Exercise requirements
Read through the data and report every line in which the word "this" occurs.

[start of Given information]

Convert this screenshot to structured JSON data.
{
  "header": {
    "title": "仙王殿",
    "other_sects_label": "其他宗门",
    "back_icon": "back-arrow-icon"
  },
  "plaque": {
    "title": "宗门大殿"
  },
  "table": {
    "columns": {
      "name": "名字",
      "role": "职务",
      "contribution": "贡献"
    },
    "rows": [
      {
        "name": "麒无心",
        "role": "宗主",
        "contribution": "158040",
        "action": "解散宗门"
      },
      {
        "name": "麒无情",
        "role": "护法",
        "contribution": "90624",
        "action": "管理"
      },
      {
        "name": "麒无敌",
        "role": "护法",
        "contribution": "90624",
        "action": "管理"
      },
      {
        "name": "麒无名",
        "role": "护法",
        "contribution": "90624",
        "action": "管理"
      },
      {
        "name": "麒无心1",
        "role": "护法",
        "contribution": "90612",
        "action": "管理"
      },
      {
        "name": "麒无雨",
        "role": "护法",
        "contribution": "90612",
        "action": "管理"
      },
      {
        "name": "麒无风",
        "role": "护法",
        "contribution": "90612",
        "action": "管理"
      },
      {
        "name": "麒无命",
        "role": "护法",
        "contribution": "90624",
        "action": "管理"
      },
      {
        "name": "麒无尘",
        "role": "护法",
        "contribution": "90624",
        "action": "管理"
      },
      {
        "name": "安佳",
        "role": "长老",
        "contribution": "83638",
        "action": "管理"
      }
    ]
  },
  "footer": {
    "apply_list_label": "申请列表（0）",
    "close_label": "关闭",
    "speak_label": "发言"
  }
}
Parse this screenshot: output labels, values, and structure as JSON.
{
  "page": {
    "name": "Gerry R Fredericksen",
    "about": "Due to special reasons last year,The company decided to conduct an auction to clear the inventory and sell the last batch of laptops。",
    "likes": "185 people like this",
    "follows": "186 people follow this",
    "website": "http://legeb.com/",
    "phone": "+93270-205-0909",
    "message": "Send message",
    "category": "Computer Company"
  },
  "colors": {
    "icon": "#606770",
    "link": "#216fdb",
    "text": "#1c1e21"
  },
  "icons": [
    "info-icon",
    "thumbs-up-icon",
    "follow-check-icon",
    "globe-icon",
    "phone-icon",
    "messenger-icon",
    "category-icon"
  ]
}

[end of Given information]

Exercise response
Convert this screenshot to structured JSON data.
Parse this screenshot: output labels, values, and structure as JSON.
    "likes": "185 people like this",
    "follows": "186 people follow this",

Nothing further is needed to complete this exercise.